Retype the lines of the listing below, everything from the line containing "histogram-bar xyxy=(277,337,292,343)" down to the line containing "histogram-bar xyxy=(123,242,138,343)", with both of those lines included.

Element region listings:
-=-=-
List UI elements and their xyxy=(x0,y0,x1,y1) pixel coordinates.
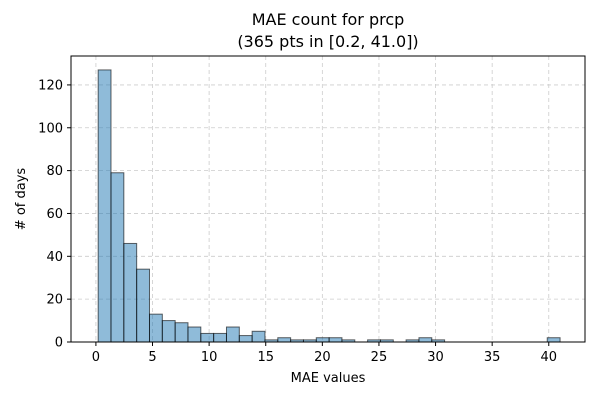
histogram-bar xyxy=(277,337,292,343)
histogram-bar xyxy=(251,330,266,343)
histogram-bar xyxy=(200,332,215,343)
histogram-bar xyxy=(187,326,202,343)
histogram-bar xyxy=(161,320,176,343)
x-tick-label: 25 xyxy=(371,350,388,365)
histogram-bar xyxy=(110,172,125,343)
y-tick-label: 80 xyxy=(46,164,63,179)
histogram-bar xyxy=(546,337,561,343)
chart-title: MAE count for prcp xyxy=(252,10,405,29)
y-tick-label: 0 xyxy=(55,336,63,351)
histogram-bar xyxy=(238,335,253,343)
y-axis-label: # of days xyxy=(14,168,29,231)
x-tick-label: 20 xyxy=(314,350,331,365)
histogram-bar xyxy=(136,268,150,343)
x-tick-label: 10 xyxy=(201,350,218,365)
x-axis-label: MAE values xyxy=(291,371,366,386)
histogram-bar xyxy=(97,69,112,343)
chart-subtitle: (365 pts in [0.2, 41.0]) xyxy=(237,32,418,51)
x-tick-label: 5 xyxy=(148,350,156,365)
histogram-bar xyxy=(123,242,138,343)
ticks-layer: 0 5 10 15 20 25 30 35 40 0 20 40 60 80 100 120 xyxy=(38,78,557,365)
histogram-bar xyxy=(315,337,330,343)
x-tick-label: 30 xyxy=(427,350,444,365)
histogram-bar xyxy=(148,313,163,343)
x-tick-label: 0 xyxy=(92,350,100,365)
x-tick-label: 35 xyxy=(484,350,501,365)
histogram-bar xyxy=(328,337,343,343)
y-tick-label: 40 xyxy=(46,250,63,265)
plot-frame xyxy=(70,55,586,343)
bars-layer xyxy=(97,69,561,343)
y-tick-label: 60 xyxy=(46,207,63,222)
x-tick-label: 40 xyxy=(540,350,557,365)
histogram-bar xyxy=(174,322,189,343)
y-tick-label: 20 xyxy=(46,293,63,308)
y-tick-label: 120 xyxy=(38,78,63,93)
y-tick-label: 100 xyxy=(38,121,63,136)
histogram-bar xyxy=(225,326,240,343)
histogram-bar xyxy=(213,332,227,343)
x-tick-label: 15 xyxy=(257,350,274,365)
histogram-bar xyxy=(418,337,433,343)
-=-=-
• [Answer to this exercise]
histogram-bar xyxy=(277,337,292,343)
histogram-bar xyxy=(251,330,266,343)
histogram-bar xyxy=(200,332,215,343)
histogram-bar xyxy=(187,326,202,343)
histogram-bar xyxy=(161,320,176,343)
x-tick-label: 25 xyxy=(371,350,388,365)
histogram-bar xyxy=(110,172,125,343)
y-tick-label: 80 xyxy=(46,164,63,179)
histogram-bar xyxy=(546,337,561,343)
chart-title: MAE count for prcp xyxy=(252,10,405,29)
y-tick-label: 0 xyxy=(55,336,63,351)
histogram-bar xyxy=(238,335,253,343)
y-axis-label: # of days xyxy=(14,168,29,231)
x-tick-label: 20 xyxy=(314,350,331,365)
histogram-bar xyxy=(136,268,150,343)
x-tick-label: 10 xyxy=(201,350,218,365)
x-axis-label: MAE values xyxy=(291,371,366,386)
histogram-bar xyxy=(97,69,112,343)
chart-subtitle: (365 pts in [0.2, 41.0]) xyxy=(237,32,418,51)
x-tick-label: 5 xyxy=(148,350,156,365)
histogram-bar xyxy=(123,242,138,343)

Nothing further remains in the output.